YOUR OBJECTIVE
Below are the entries; count the lines in them that contain the word "bolts" and give only the number.

__________________________________________________

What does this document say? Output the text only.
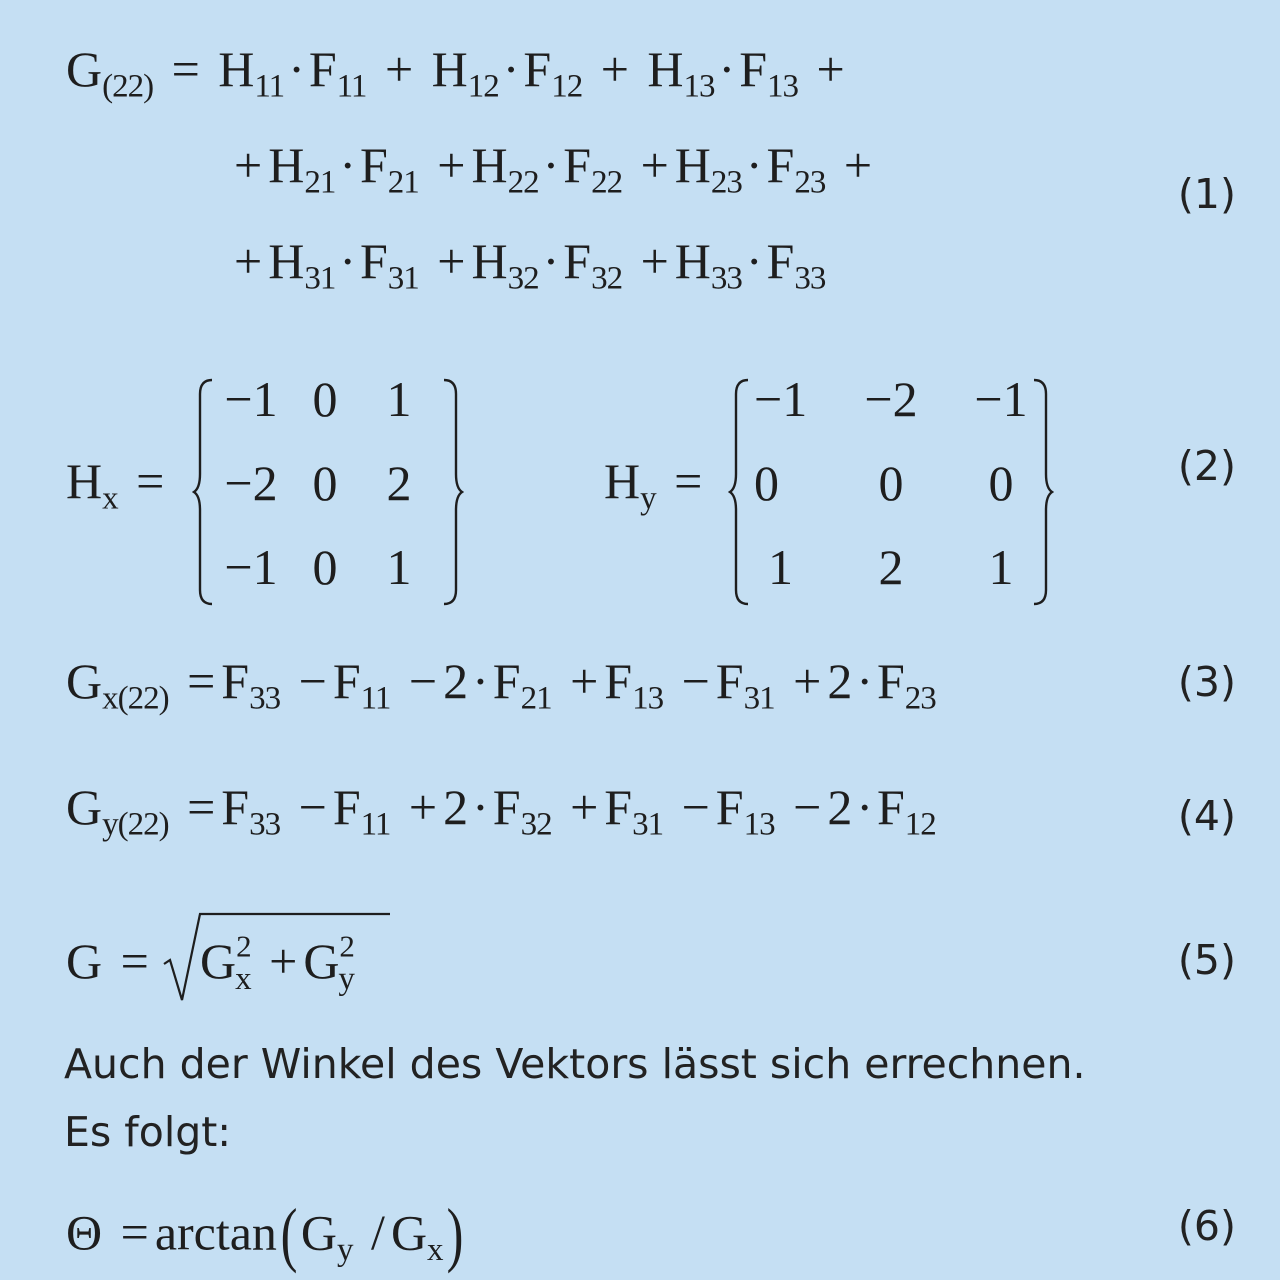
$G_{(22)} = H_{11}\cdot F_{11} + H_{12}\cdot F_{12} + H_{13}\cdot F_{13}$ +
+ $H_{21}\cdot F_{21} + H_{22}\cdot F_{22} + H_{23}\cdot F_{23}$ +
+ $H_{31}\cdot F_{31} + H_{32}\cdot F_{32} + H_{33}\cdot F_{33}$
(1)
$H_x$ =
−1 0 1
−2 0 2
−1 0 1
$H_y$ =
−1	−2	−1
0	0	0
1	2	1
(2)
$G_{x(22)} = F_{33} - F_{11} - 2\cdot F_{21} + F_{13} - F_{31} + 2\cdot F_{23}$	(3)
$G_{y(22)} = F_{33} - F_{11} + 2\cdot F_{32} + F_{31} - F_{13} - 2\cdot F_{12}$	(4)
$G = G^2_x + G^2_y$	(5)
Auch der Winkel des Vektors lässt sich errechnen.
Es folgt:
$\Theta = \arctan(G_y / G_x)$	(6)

__________________________________________________

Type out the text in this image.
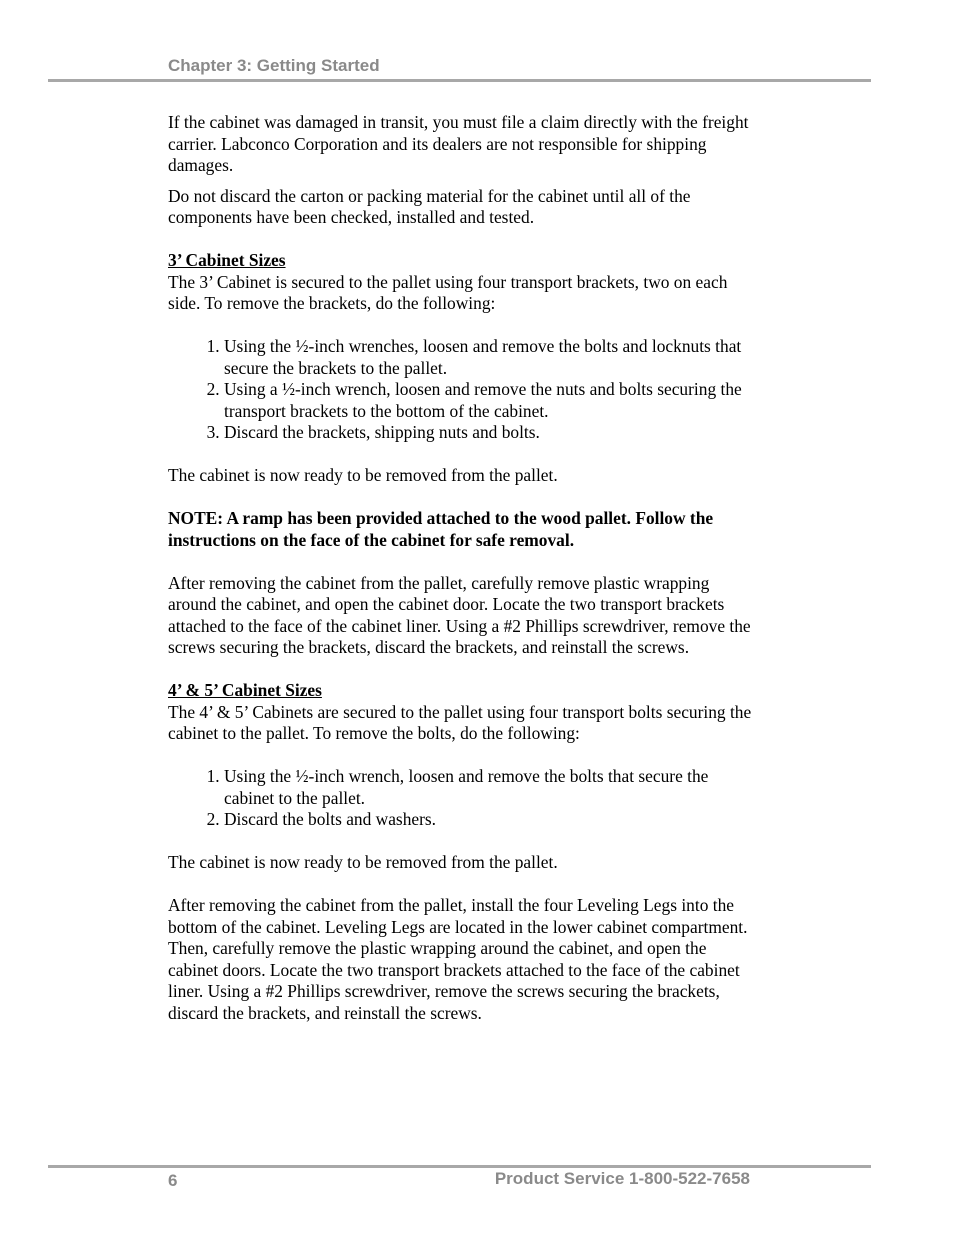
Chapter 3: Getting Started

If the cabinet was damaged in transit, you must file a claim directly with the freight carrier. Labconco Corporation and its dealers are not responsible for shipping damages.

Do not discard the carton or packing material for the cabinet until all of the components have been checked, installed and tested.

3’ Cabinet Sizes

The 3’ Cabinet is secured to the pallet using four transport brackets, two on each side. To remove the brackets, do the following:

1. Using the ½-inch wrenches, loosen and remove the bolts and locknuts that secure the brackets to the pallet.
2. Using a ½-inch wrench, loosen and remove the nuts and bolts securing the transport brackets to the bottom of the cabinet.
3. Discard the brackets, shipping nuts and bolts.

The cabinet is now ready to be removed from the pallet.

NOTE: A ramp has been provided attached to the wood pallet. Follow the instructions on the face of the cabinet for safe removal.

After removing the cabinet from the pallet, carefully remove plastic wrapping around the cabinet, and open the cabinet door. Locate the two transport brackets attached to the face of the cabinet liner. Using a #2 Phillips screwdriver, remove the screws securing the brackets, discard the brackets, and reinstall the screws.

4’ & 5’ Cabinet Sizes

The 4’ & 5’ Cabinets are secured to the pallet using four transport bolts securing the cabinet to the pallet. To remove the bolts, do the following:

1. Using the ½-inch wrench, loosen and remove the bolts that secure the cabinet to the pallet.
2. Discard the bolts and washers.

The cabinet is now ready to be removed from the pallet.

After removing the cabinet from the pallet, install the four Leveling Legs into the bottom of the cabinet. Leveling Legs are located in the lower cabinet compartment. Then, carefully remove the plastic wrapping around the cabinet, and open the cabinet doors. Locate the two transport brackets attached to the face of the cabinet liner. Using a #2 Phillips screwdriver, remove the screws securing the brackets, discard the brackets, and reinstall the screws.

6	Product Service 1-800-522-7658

__________________________________________________

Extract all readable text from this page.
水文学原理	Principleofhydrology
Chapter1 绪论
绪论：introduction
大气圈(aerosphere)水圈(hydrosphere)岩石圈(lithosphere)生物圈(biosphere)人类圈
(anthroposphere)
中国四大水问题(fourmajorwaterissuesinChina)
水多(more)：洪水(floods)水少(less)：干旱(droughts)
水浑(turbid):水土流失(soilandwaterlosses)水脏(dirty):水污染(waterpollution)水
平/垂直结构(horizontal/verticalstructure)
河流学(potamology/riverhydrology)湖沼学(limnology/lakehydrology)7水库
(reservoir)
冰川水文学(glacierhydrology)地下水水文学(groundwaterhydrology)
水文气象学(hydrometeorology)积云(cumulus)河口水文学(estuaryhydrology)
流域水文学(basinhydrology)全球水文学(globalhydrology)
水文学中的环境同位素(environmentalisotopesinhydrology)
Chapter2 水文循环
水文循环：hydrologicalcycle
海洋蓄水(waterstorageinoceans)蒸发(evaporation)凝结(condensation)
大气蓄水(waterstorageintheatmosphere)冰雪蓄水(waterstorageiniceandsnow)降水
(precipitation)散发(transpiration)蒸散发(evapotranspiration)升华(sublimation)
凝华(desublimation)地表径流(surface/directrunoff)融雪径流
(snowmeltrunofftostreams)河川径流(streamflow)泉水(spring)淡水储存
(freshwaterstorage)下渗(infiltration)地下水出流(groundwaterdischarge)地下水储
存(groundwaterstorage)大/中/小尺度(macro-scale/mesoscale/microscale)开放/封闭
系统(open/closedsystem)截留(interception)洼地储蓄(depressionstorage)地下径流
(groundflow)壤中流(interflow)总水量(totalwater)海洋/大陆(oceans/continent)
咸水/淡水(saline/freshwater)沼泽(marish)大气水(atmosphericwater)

__________________________________________________

SOLUTION BELOW
6